DESCRIPTION OF THE TASK — Select the lines that hold the word "贡献边际等于固定成本" and copy each one.

Data records —
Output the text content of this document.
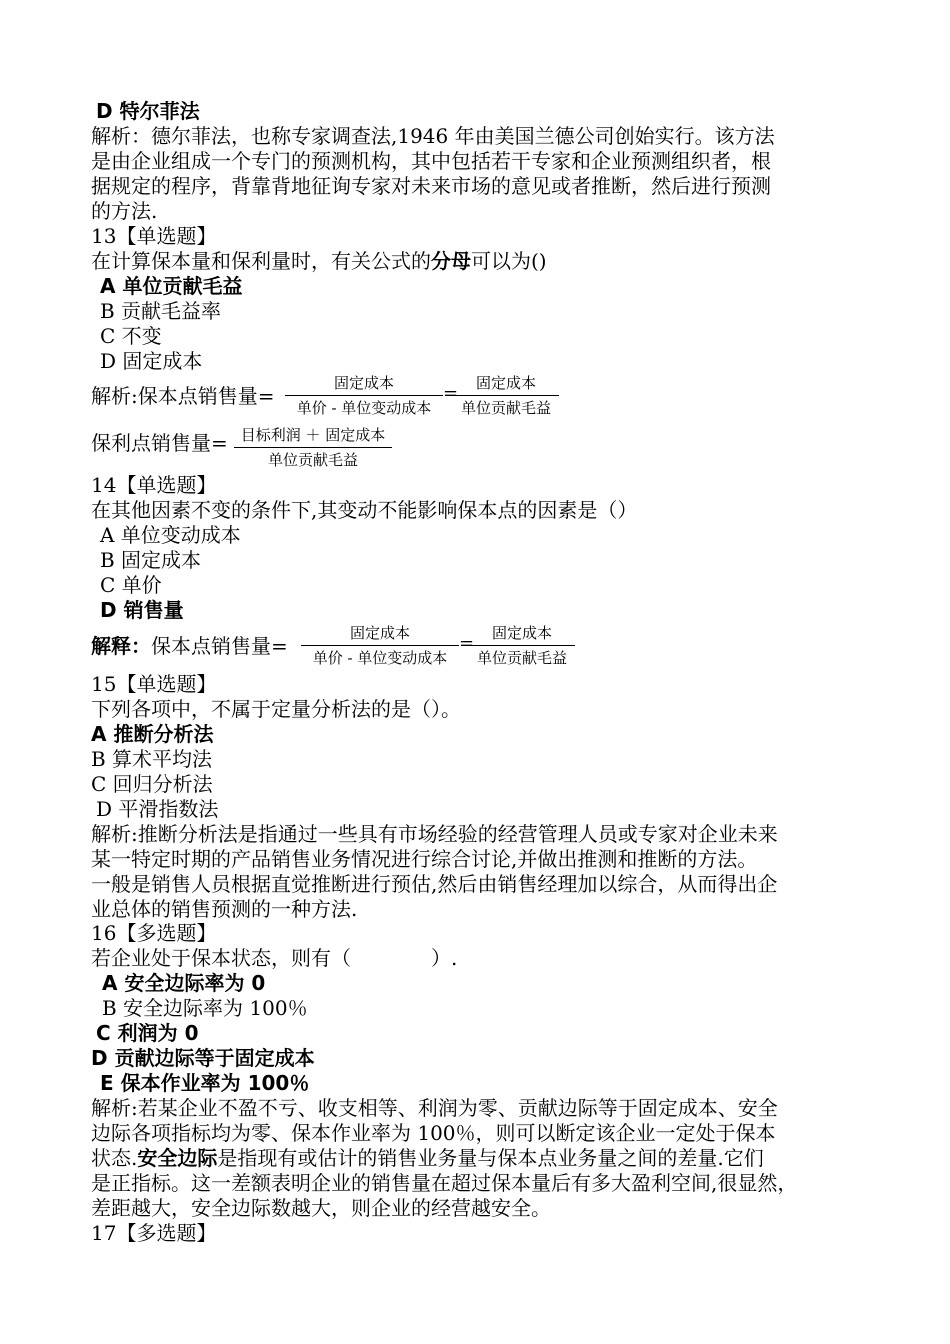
D 特尔菲法
解析：德尔菲法，也称专家调查法,1946 年由美国兰德公司创始实行。该方法
是由企业组成一个专门的预测机构，其中包括若干专家和企业预测组织者，根
据规定的程序，背靠背地征询专家对未来市场的意见或者推断，然后进行预测
的方法.
13【单选题】
在计算保本量和保利量时，有关公式的分母可以为()
A 单位贡献毛益
B 贡献毛益率
C 不变
D 固定成本
解析:保本点销售量=
固定成本
单价 - 单位变动成本
=	固定成本
单位贡献毛益
保利点销售量= 目标利润 ＋ 固定成本
单位贡献毛益
14【单选题】
在其他因素不变的条件下,其变动不能影响保本点的因素是（）
A 单位变动成本
B 固定成本
C 单价
D 销售量
解释：保本点销售量=
固定成本
单价 - 单位变动成本
=	固定成本
单位贡献毛益
15【单选题】
下列各项中，不属于定量分析法的是（）。
A 推断分析法
B 算术平均法
C 回归分析法
D 平滑指数法
解析:推断分析法是指通过一些具有市场经验的经营管理人员或专家对企业未来
某一特定时期的产品销售业务情况进行综合讨论,并做出推测和推断的方法。
一般是销售人员根据直觉推断进行预估,然后由销售经理加以综合，从而得出企
业总体的销售预测的一种方法.
16【多选题】
若企业处于保本状态，则有（　　　　）.
A 安全边际率为 0
B 安全边际率为 100％
C 利润为 0
D 贡献边际等于固定成本
E 保本作业率为 100％
解析:若某企业不盈不亏、收支相等、利润为零、贡献边际等于固定成本、安全
边际各项指标均为零、保本作业率为 100％，则可以断定该企业一定处于保本
状态.安全边际是指现有或估计的销售业务量与保本点业务量之间的差量.它们
是正指标。这一差额表明企业的销售量在超过保本量后有多大盈利空间,很显然，
差距越大，安全边际数越大，则企业的经营越安全。
17【多选题】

ANSWER TO THIS PROBLEM —
D 贡献边际等于固定成本
解析:若某企业不盈不亏、收支相等、利润为零、贡献边际等于固定成本、安全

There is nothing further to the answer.